Exercise goal: Every entry below should be repeated exactly; the pictures should not.

Material provided:
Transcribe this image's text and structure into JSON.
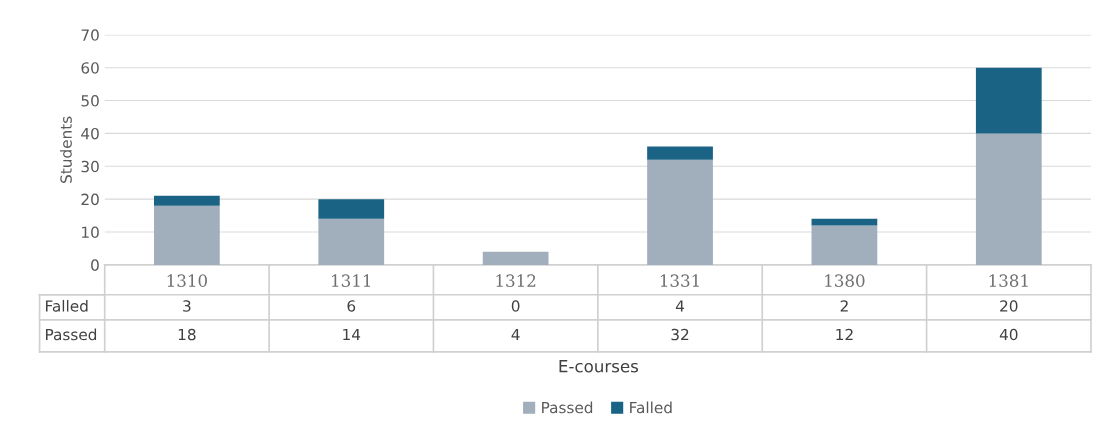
{
  "chart_data": {
    "type": "bar",
    "stacked": true,
    "xlabel": "E-courses",
    "ylabel": "Students",
    "categories": [
      "1310",
      "1311",
      "1312",
      "1331",
      "1380",
      "1381"
    ],
    "series": [
      {
        "name": "Passed",
        "color": "#a1aebb",
        "values": [
          18,
          14,
          4,
          32,
          12,
          40
        ]
      },
      {
        "name": "Falled",
        "color": "#1a6385",
        "values": [
          3,
          6,
          0,
          4,
          2,
          20
        ]
      }
    ],
    "ylim": [
      0,
      70
    ],
    "yticks": [
      0,
      10,
      20,
      30,
      40,
      50,
      60,
      70
    ],
    "grid": "y",
    "legend": "bottom",
    "data_labels": true
  }
}
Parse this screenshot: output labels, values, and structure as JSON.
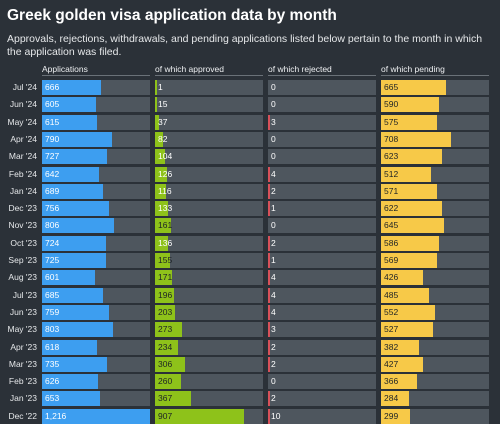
{
  "header": {
    "title": "Greek golden visa application data by month",
    "subtitle": "Approvals, rejections, withdrawals, and pending applications listed below pertain to the month in which the application was filed."
  },
  "colors": {
    "background": "#2b3138",
    "track": "#4e565e",
    "applications": "#3d9ef0",
    "approved": "#8ec21a",
    "rejected": "#d7515a",
    "pending": "#f7c948"
  },
  "chart_data": {
    "type": "table",
    "categories": [
      "Jul '24",
      "Jun '24",
      "May '24",
      "Apr '24",
      "Mar '24",
      "Feb '24",
      "Jan '24",
      "Dec '23",
      "Nov '23",
      "Oct '23",
      "Sep '23",
      "Aug '23",
      "Jul '23",
      "Jun '23",
      "May '23",
      "Apr '23",
      "Mar '23",
      "Feb '23",
      "Jan '23",
      "Dec '22"
    ],
    "series": [
      {
        "name": "Applications",
        "max": 1216,
        "labels": [
          "666",
          "605",
          "615",
          "790",
          "727",
          "642",
          "689",
          "756",
          "806",
          "724",
          "725",
          "601",
          "685",
          "759",
          "803",
          "618",
          "735",
          "626",
          "653",
          "1,216"
        ],
        "values": [
          666,
          605,
          615,
          790,
          727,
          642,
          689,
          756,
          806,
          724,
          725,
          601,
          685,
          759,
          803,
          618,
          735,
          626,
          653,
          1216
        ]
      },
      {
        "name": "of which approved",
        "max": 1100,
        "labels": [
          "1",
          "15",
          "37",
          "82",
          "104",
          "126",
          "116",
          "133",
          "161",
          "136",
          "155",
          "171",
          "196",
          "203",
          "273",
          "234",
          "306",
          "260",
          "367",
          "907"
        ],
        "values": [
          1,
          15,
          37,
          82,
          104,
          126,
          116,
          133,
          161,
          136,
          155,
          171,
          196,
          203,
          273,
          234,
          306,
          260,
          367,
          907
        ]
      },
      {
        "name": "of which rejected",
        "max": 1100,
        "labels": [
          "0",
          "0",
          "3",
          "0",
          "0",
          "4",
          "2",
          "1",
          "0",
          "2",
          "1",
          "4",
          "4",
          "4",
          "3",
          "2",
          "2",
          "0",
          "2",
          "10"
        ],
        "values": [
          0,
          0,
          3,
          0,
          0,
          4,
          2,
          1,
          0,
          2,
          1,
          4,
          4,
          4,
          3,
          2,
          2,
          0,
          2,
          10
        ]
      },
      {
        "name": "of which pending",
        "max": 1100,
        "labels": [
          "665",
          "590",
          "575",
          "708",
          "623",
          "512",
          "571",
          "622",
          "645",
          "586",
          "569",
          "426",
          "485",
          "552",
          "527",
          "382",
          "427",
          "366",
          "284",
          "299"
        ],
        "values": [
          665,
          590,
          575,
          708,
          623,
          512,
          571,
          622,
          645,
          586,
          569,
          426,
          485,
          552,
          527,
          382,
          427,
          366,
          284,
          299
        ]
      }
    ]
  }
}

Written response:
Transcribe this image's text and structure into JSON.
{
  "chart_data": {
    "type": "bar",
    "stacked": true,
    "xlabel": "E-courses",
    "ylabel": "Students",
    "categories": [
      "1310",
      "1311",
      "1312",
      "1331",
      "1380",
      "1381"
    ],
    "series": [
      {
        "name": "Passed",
        "color": "#a1aebb",
        "values": [
          18,
          14,
          4,
          32,
          12,
          40
        ]
      },
      {
        "name": "Falled",
        "color": "#1a6385",
        "values": [
          3,
          6,
          0,
          4,
          2,
          20
        ]
      }
    ],
    "ylim": [
      0,
      70
    ],
    "yticks": [
      0,
      10,
      20,
      30,
      40,
      50,
      60,
      70
    ],
    "grid": "y",
    "legend": "bottom",
    "data_labels": true
  }
}
Parse this screenshot: output labels, values, and structure as JSON.
{
  "header": {
    "title": "Greek golden visa application data by month",
    "subtitle": "Approvals, rejections, withdrawals, and pending applications listed below pertain to the month in which the application was filed."
  },
  "colors": {
    "background": "#2b3138",
    "track": "#4e565e",
    "applications": "#3d9ef0",
    "approved": "#8ec21a",
    "rejected": "#d7515a",
    "pending": "#f7c948"
  },
  "chart_data": {
    "type": "table",
    "categories": [
      "Jul '24",
      "Jun '24",
      "May '24",
      "Apr '24",
      "Mar '24",
      "Feb '24",
      "Jan '24",
      "Dec '23",
      "Nov '23",
      "Oct '23",
      "Sep '23",
      "Aug '23",
      "Jul '23",
      "Jun '23",
      "May '23",
      "Apr '23",
      "Mar '23",
      "Feb '23",
      "Jan '23",
      "Dec '22"
    ],
    "series": [
      {
        "name": "Applications",
        "max": 1216,
        "labels": [
          "666",
          "605",
          "615",
          "790",
          "727",
          "642",
          "689",
          "756",
          "806",
          "724",
          "725",
          "601",
          "685",
          "759",
          "803",
          "618",
          "735",
          "626",
          "653",
          "1,216"
        ],
        "values": [
          666,
          605,
          615,
          790,
          727,
          642,
          689,
          756,
          806,
          724,
          725,
          601,
          685,
          759,
          803,
          618,
          735,
          626,
          653,
          1216
        ]
      },
      {
        "name": "of which approved",
        "max": 1100,
        "labels": [
          "1",
          "15",
          "37",
          "82",
          "104",
          "126",
          "116",
          "133",
          "161",
          "136",
          "155",
          "171",
          "196",
          "203",
          "273",
          "234",
          "306",
          "260",
          "367",
          "907"
        ],
        "values": [
          1,
          15,
          37,
          82,
          104,
          126,
          116,
          133,
          161,
          136,
          155,
          171,
          196,
          203,
          273,
          234,
          306,
          260,
          367,
          907
        ]
      },
      {
        "name": "of which rejected",
        "max": 1100,
        "labels": [
          "0",
          "0",
          "3",
          "0",
          "0",
          "4",
          "2",
          "1",
          "0",
          "2",
          "1",
          "4",
          "4",
          "4",
          "3",
          "2",
          "2",
          "0",
          "2",
          "10"
        ],
        "values": [
          0,
          0,
          3,
          0,
          0,
          4,
          2,
          1,
          0,
          2,
          1,
          4,
          4,
          4,
          3,
          2,
          2,
          0,
          2,
          10
        ]
      },
      {
        "name": "of which pending",
        "max": 1100,
        "labels": [
          "665",
          "590",
          "575",
          "708",
          "623",
          "512",
          "571",
          "622",
          "645",
          "586",
          "569",
          "426",
          "485",
          "552",
          "527",
          "382",
          "427",
          "366",
          "284",
          "299"
        ],
        "values": [
          665,
          590,
          575,
          708,
          623,
          512,
          571,
          622,
          645,
          586,
          569,
          426,
          485,
          552,
          527,
          382,
          427,
          366,
          284,
          299
        ]
      }
    ]
  }
}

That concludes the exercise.